> _Work instructions_: Check each line for the string "JSON". Give only the count of lines that have it.

## Start Dataset

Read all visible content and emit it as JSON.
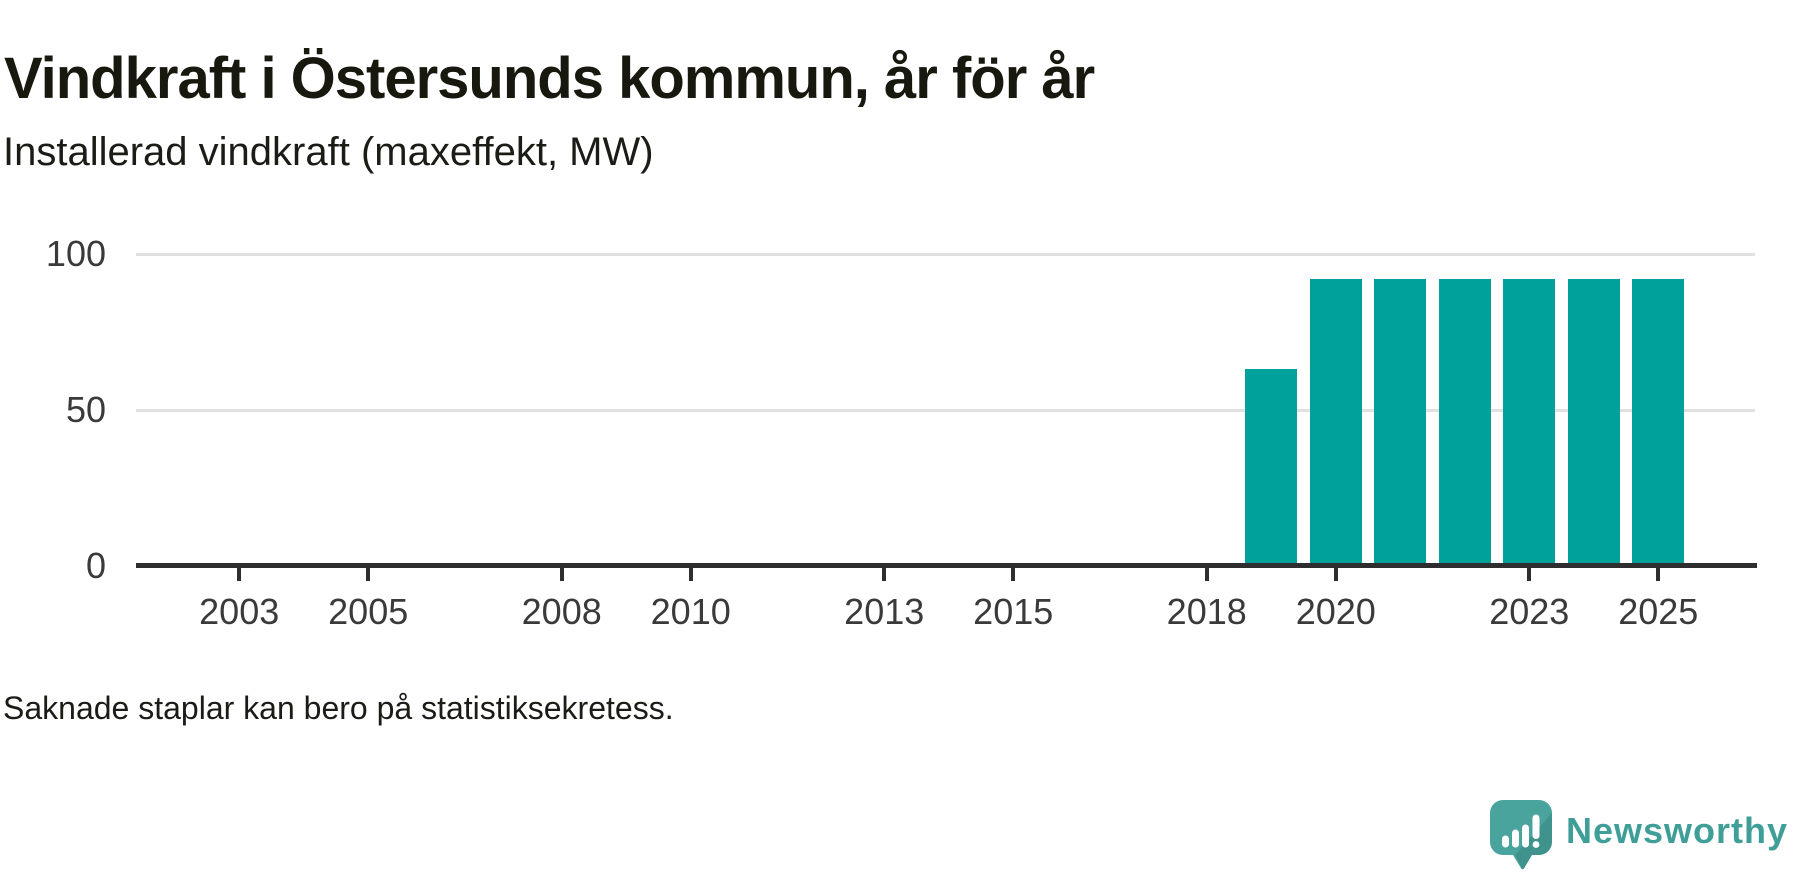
{
  "title": "Vindkraft i Östersunds kommun, år för år",
  "subtitle": "Installerad vindkraft (maxeffekt, MW)",
  "footnote": "Saknade staplar kan bero på statistiksekretess.",
  "branding": {
    "wordmark": "Newsworthy",
    "wordmark_color": "#3f9f98",
    "icon": "newsworthy-speech-bubble-bar-chart-icon",
    "icon_color": "#48a49c"
  },
  "colors": {
    "bar": "#00a09b",
    "axis": "#2e2e2e",
    "gridline": "#e1e1e1",
    "tick_label": "#3a3a3a",
    "text": "#1c1c16",
    "background": "#ffffff"
  },
  "chart_data": {
    "type": "bar",
    "title": "Vindkraft i Östersunds kommun, år för år",
    "subtitle": "Installerad vindkraft (maxeffekt, MW)",
    "unit": "MW",
    "categories": [
      2019,
      2020,
      2021,
      2022,
      2023,
      2024,
      2025
    ],
    "values": [
      63,
      92,
      92,
      92,
      92,
      92,
      92
    ],
    "xlabel": "",
    "ylabel": "Installerad vindkraft (maxeffekt, MW)",
    "x_axis": {
      "range": [
        2001.4,
        2026.5
      ],
      "ticks": [
        2003,
        2005,
        2008,
        2010,
        2013,
        2015,
        2018,
        2020,
        2023,
        2025
      ]
    },
    "y_axis": {
      "range": [
        0,
        100
      ],
      "ticks": [
        0,
        50,
        100
      ]
    },
    "grid": "horizontal",
    "legend": "none",
    "note": "Saknade staplar kan bero på statistiksekretess."
  }
}
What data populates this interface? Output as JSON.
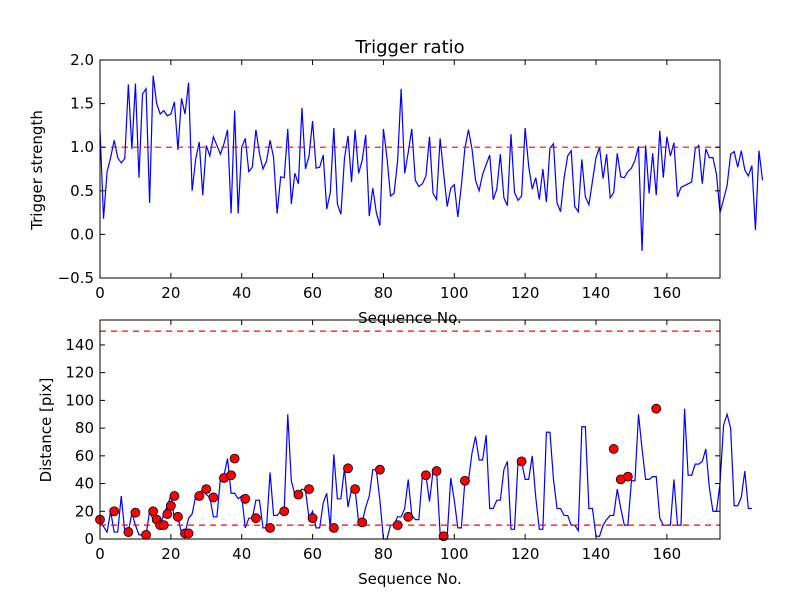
{
  "chart_data": [
    {
      "type": "line",
      "title": "Trigger ratio",
      "xlabel": "Sequence No.",
      "ylabel": "Trigger strength",
      "xlim": [
        0,
        175
      ],
      "ylim": [
        -0.5,
        2.0
      ],
      "xticks": [
        0,
        20,
        40,
        60,
        80,
        100,
        120,
        140,
        160
      ],
      "yticks": [
        -0.5,
        0.0,
        0.5,
        1.0,
        1.5,
        2.0
      ],
      "ytick_labels": [
        "−0.5",
        "0.0",
        "0.5",
        "1.0",
        "1.5",
        "2.0"
      ],
      "series_color": "#0000ff",
      "threshold": {
        "value": 1.0,
        "color": "#ff0000",
        "style": "dashed"
      },
      "series": [
        {
          "values": [
            1.2,
            0.18,
            0.72,
            0.88,
            1.08,
            0.88,
            0.82,
            0.87,
            1.72,
            0.98,
            1.73,
            0.65,
            1.61,
            1.67,
            0.36,
            1.82,
            1.5,
            1.38,
            1.42,
            1.36,
            1.38,
            1.52,
            0.97,
            1.56,
            1.38,
            1.74,
            0.5,
            0.86,
            1.06,
            0.45,
            1.02,
            0.9,
            1.12,
            1.02,
            0.92,
            1.04,
            1.2,
            0.24,
            1.42,
            0.24,
            1.0,
            1.1,
            0.72,
            0.77,
            1.2,
            0.93,
            0.75,
            0.84,
            1.08,
            0.88,
            0.24,
            0.66,
            0.65,
            1.21,
            0.35,
            0.7,
            0.58,
            1.45,
            0.75,
            0.9,
            1.3,
            0.76,
            0.77,
            0.91,
            0.29,
            0.48,
            1.22,
            0.35,
            0.23,
            0.87,
            1.13,
            0.6,
            1.2,
            0.7,
            0.85,
            1.14,
            0.21,
            0.53,
            0.25,
            0.1,
            1.21,
            0.88,
            0.44,
            0.47,
            0.84,
            1.67,
            0.7,
            0.94,
            1.21,
            0.62,
            0.55,
            0.58,
            0.67,
            1.12,
            0.47,
            0.4,
            1.1,
            0.7,
            0.32,
            0.53,
            0.57,
            0.2,
            0.56,
            0.99,
            1.2,
            0.98,
            0.62,
            0.5,
            0.69,
            0.8,
            0.91,
            0.4,
            0.52,
            0.92,
            0.42,
            0.33,
            1.15,
            0.48,
            0.39,
            0.44,
            1.22,
            0.78,
            0.52,
            0.65,
            0.4,
            0.75,
            0.37,
            0.99,
            1.04,
            0.36,
            0.26,
            0.65,
            0.9,
            0.96,
            0.32,
            0.26,
            0.86,
            0.43,
            0.34,
            0.61,
            0.88,
            1.0,
            0.64,
            0.92,
            0.42,
            0.48,
            0.93,
            0.66,
            0.65,
            0.72,
            0.76,
            0.85,
            1.01,
            -0.19,
            1.02,
            0.47,
            0.93,
            0.45,
            1.19,
            0.65,
            1.12,
            0.9,
            1.05,
            0.43,
            0.54,
            0.56,
            0.58,
            0.6,
            0.98,
            1.02,
            0.58,
            0.98,
            0.88,
            0.88,
            0.69,
            0.25,
            0.4,
            0.56,
            0.92,
            0.95,
            0.77,
            0.96,
            0.74,
            0.67,
            0.79,
            0.05,
            0.96,
            0.62
          ]
        }
      ]
    },
    {
      "type": "line",
      "title": "",
      "xlabel": "Sequence No.",
      "ylabel": "Distance [pix]",
      "xlim": [
        0,
        175
      ],
      "ylim": [
        0,
        158
      ],
      "xticks": [
        0,
        20,
        40,
        60,
        80,
        100,
        120,
        140,
        160
      ],
      "yticks": [
        0,
        20,
        40,
        60,
        80,
        100,
        120,
        140
      ],
      "series_color": "#0000ff",
      "marker_color": "#ff0000",
      "thresholds": [
        {
          "value": 150,
          "color": "#ff0000",
          "style": "dashed"
        },
        {
          "value": 10,
          "color": "#ff0000",
          "style": "dashed"
        }
      ],
      "series": [
        {
          "values": [
            14,
            9,
            5,
            20,
            5,
            5,
            31,
            5,
            5,
            19,
            10,
            3,
            3,
            3,
            20,
            14,
            10,
            10,
            18,
            24,
            31,
            15,
            16,
            4,
            4,
            15,
            18,
            31,
            33,
            36,
            32,
            30,
            16,
            16,
            44,
            46,
            58,
            33,
            33,
            29,
            31,
            8,
            15,
            15,
            28,
            28,
            8,
            8,
            48,
            17,
            17,
            20,
            21,
            90,
            42,
            32,
            33,
            36,
            35,
            15,
            20,
            8,
            8,
            26,
            33,
            8,
            61,
            29,
            29,
            51,
            23,
            36,
            36,
            12,
            12,
            23,
            31,
            50,
            50,
            28,
            0,
            0,
            10,
            10,
            16,
            16,
            22,
            43,
            17,
            14,
            14,
            46,
            46,
            27,
            49,
            49,
            4,
            2,
            2,
            44,
            28,
            8,
            8,
            42,
            42,
            62,
            74,
            57,
            57,
            75,
            22,
            22,
            28,
            28,
            50,
            56,
            7,
            7,
            56,
            56,
            43,
            43,
            60,
            30,
            7,
            7,
            77,
            77,
            43,
            22,
            22,
            17,
            17,
            10,
            10,
            6,
            81,
            81,
            22,
            22,
            2,
            2,
            10,
            14,
            17,
            17,
            36,
            22,
            10,
            10,
            42,
            42,
            90,
            65,
            43,
            43,
            45,
            45,
            15,
            10,
            10,
            10,
            43,
            10,
            10,
            94,
            46,
            46,
            54,
            54,
            56,
            65,
            37,
            20,
            20,
            40,
            82,
            90,
            80,
            24,
            24,
            30,
            49,
            22,
            22
          ],
          "markers": [
            [
              0,
              14
            ],
            [
              4,
              20
            ],
            [
              8,
              5
            ],
            [
              10,
              19
            ],
            [
              13,
              3
            ],
            [
              15,
              20
            ],
            [
              16,
              14
            ],
            [
              17,
              10
            ],
            [
              18,
              10
            ],
            [
              19,
              18
            ],
            [
              20,
              24
            ],
            [
              21,
              31
            ],
            [
              22,
              16
            ],
            [
              24,
              4
            ],
            [
              25,
              4
            ],
            [
              28,
              31
            ],
            [
              30,
              36
            ],
            [
              32,
              30
            ],
            [
              35,
              44
            ],
            [
              37,
              46
            ],
            [
              38,
              58
            ],
            [
              41,
              29
            ],
            [
              44,
              15
            ],
            [
              48,
              8
            ],
            [
              52,
              20
            ],
            [
              56,
              32
            ],
            [
              59,
              36
            ],
            [
              60,
              15
            ],
            [
              66,
              8
            ],
            [
              70,
              51
            ],
            [
              72,
              36
            ],
            [
              74,
              12
            ],
            [
              79,
              50
            ],
            [
              84,
              10
            ],
            [
              87,
              16
            ],
            [
              92,
              46
            ],
            [
              95,
              49
            ],
            [
              97,
              2
            ],
            [
              103,
              42
            ],
            [
              119,
              56
            ],
            [
              145,
              65
            ],
            [
              147,
              43
            ],
            [
              149,
              45
            ],
            [
              157,
              94
            ]
          ]
        }
      ]
    }
  ]
}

## End Dataset

> _Solved problem_: 2